Text provided
= Beginning of Section =

While I do not intend to place blame or shame, I do believe that clinicians who are social workers (by degree) have an ethical responsibility to reflect on and critically assess their professional choices, and to reconsider how they can actively promote the core values of the social work profession in ways that go beyond simply marketing “social justice.”
In The End of Social Work, Chris Maylea states that social work has “achieved no great social change, universal human rights or social justice. Despite our rhetoric, social work is not a term that most people associate with movements for social justice, human rights, environmental sustainability, or significant social reforms. Social work has not held back the flood of oppression, inequality, neo-liberalism, or managerialism. Social work is stuck and it has failed.”

= End of Section =

Data provided
= Beginning of Section =

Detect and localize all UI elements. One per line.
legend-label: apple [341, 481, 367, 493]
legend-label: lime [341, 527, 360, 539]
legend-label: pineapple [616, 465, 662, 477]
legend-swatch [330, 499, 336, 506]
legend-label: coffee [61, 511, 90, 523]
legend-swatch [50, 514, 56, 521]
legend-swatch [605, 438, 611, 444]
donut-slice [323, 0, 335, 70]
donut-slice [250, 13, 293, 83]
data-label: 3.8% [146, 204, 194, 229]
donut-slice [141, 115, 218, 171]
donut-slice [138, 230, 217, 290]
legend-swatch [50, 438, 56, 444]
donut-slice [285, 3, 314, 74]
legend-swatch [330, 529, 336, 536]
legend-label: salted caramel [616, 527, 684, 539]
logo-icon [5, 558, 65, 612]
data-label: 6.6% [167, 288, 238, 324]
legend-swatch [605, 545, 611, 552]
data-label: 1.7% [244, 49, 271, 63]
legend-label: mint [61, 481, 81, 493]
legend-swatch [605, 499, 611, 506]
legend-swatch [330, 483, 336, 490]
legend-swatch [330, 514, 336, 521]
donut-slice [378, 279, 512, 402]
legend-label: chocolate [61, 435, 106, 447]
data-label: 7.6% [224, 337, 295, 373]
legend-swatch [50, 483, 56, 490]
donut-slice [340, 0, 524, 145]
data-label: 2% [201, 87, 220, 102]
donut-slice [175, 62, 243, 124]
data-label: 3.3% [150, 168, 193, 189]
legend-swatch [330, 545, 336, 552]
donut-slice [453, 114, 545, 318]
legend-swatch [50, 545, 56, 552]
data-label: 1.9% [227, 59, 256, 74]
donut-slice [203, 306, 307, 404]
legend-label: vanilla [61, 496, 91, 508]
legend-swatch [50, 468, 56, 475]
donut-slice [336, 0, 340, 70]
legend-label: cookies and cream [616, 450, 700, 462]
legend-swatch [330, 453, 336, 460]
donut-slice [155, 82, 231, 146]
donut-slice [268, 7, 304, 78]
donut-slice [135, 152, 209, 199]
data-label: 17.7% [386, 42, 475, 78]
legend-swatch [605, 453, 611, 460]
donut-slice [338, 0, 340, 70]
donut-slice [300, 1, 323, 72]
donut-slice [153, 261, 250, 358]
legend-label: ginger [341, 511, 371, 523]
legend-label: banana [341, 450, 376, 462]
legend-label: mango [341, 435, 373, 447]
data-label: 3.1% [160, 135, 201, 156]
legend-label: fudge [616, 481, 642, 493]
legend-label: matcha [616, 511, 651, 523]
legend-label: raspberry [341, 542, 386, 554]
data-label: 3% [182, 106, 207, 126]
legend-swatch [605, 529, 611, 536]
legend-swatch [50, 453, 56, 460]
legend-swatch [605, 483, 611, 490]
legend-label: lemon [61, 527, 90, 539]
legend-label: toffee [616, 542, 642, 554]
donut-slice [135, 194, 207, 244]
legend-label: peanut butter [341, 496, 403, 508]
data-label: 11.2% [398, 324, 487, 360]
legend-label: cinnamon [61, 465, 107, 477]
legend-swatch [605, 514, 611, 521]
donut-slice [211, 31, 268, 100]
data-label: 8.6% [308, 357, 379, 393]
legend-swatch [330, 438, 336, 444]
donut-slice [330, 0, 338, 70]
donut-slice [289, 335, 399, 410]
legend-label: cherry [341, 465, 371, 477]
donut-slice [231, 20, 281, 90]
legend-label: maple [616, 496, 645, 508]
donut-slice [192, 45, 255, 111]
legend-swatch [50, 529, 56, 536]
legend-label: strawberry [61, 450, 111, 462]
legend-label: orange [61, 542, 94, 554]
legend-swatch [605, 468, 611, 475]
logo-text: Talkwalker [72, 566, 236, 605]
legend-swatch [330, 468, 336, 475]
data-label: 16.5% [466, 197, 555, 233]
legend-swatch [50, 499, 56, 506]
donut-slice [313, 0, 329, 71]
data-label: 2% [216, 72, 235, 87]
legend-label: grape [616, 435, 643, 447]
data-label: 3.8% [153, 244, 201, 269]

= End of Section =

Exercise description
Please continue the passage on social work and social justice above, starting right after its final sentence.

The answer
Maylea advocates for the abolition of the social work profession. He argues that due to the profession’s lack of a coherent theoretical foundation, professionalization, historical abuses, and inability to address contemporary challenges, it cannot be reformed. I happen to agree with him–in an ideal world, but practically I am not sure what that would look like given that it is already collapsing. He recognizes that: “Social work has already been successfully depoliticized. It has, as a political force, already been abolished.”
Social work is not only being dismantled, largely due to systemic issues, namely neoliberal and conservative efforts to depoliticize and undermine the profession and the systems/ institutions that provide stated services. But also, we must admit that clinical licensing in the social work degree and its widespread use for private practice have also significantly contributed to this decline.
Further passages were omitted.